- **TO DO**
Count lines holding the word "Padrón". Only the number is wanted.

►

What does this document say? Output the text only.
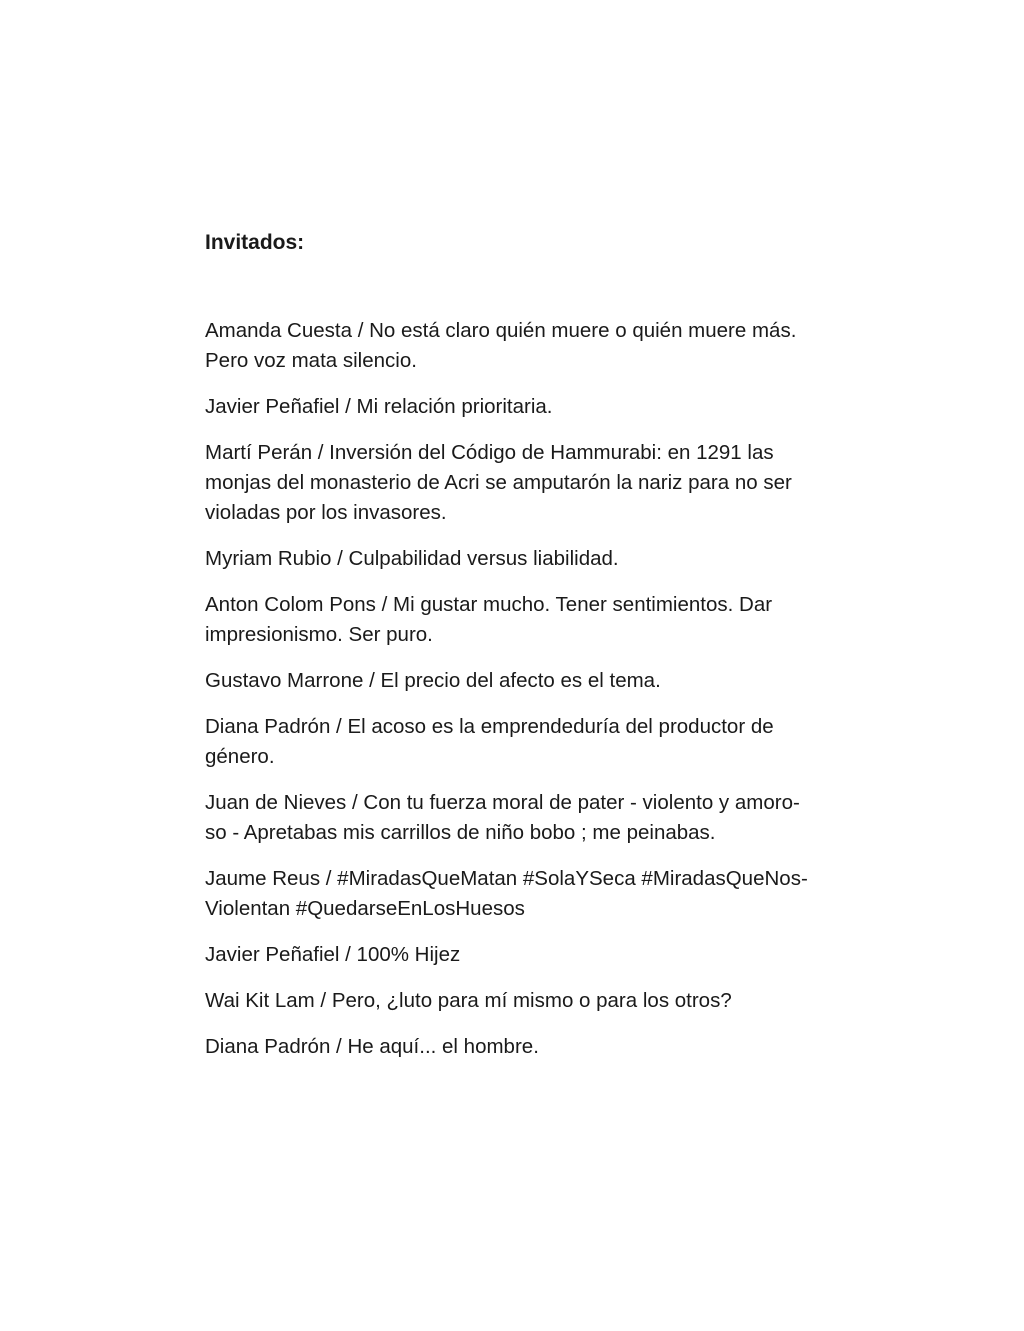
Invitados:
Amanda Cuesta / No está claro quién muere o quién muere más.
Pero voz mata silencio.
Javier Peñafiel / Mi relación prioritaria.
Martí Perán / Inversión del Código de Hammurabi: en 1291 las
monjas del monasterio de Acri se amputarón la nariz para no ser
violadas por los invasores.
Myriam Rubio / Culpabilidad versus liabilidad.
Anton Colom Pons / Mi gustar mucho. Tener sentimientos. Dar
impresionismo. Ser puro.
Gustavo Marrone / El precio del afecto es el tema.
Diana Padrón / El acoso es la emprendeduría del productor de
género.
Juan de Nieves / Con tu fuerza moral de pater - violento y amoro-
so - Apretabas mis carrillos de niño bobo ; me peinabas.
Jaume Reus / #MiradasQueMatan #SolaYSeca #MiradasQueNos-
Violentan #QuedarseEnLosHuesos
Javier Peñafiel / 100% Hijez
Wai Kit Lam / Pero, ¿luto para mí mismo o para los otros?
Diana Padrón / He aquí... el hombre.
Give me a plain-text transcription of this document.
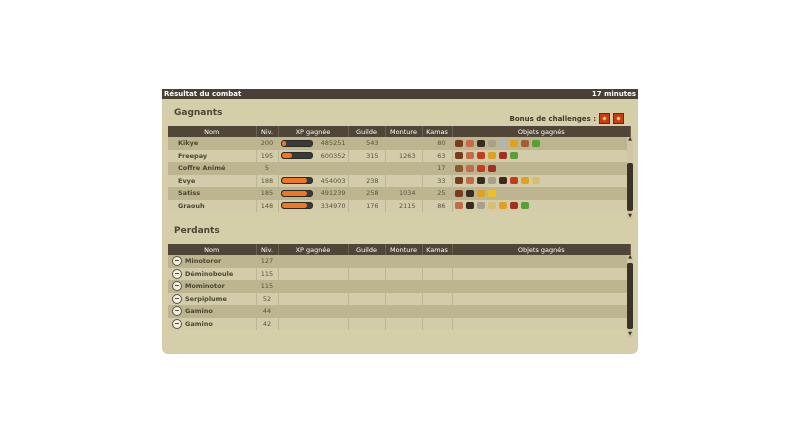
Résultat du combat	17 minutes
Gagnants
Bonus de challenges :
Nom	Niv.	XP gagnée	Guilde	Monture	Kamas	Objets gagnés
Kikye	200	485251	543		80	

Freepay	195	600352	315	1263	63	

Coffre Animé	5				17	

Evye	188	454003	238		33	

Satiss	185	491239	258	1034	25	

Graouh	148	334970	176	2115	86	
▲
▼
Perdants
Nom	Niv.	XP gagnée	Guilde	Monture	Kamas	Objets gagnés
Minotoror	127					
Déminoboule	115					
Mominotor	115					
Serpiplume	52					
Gamino	44					
Gamino	42					
▲
▼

◄

- **FINISHED EXERCISE**
2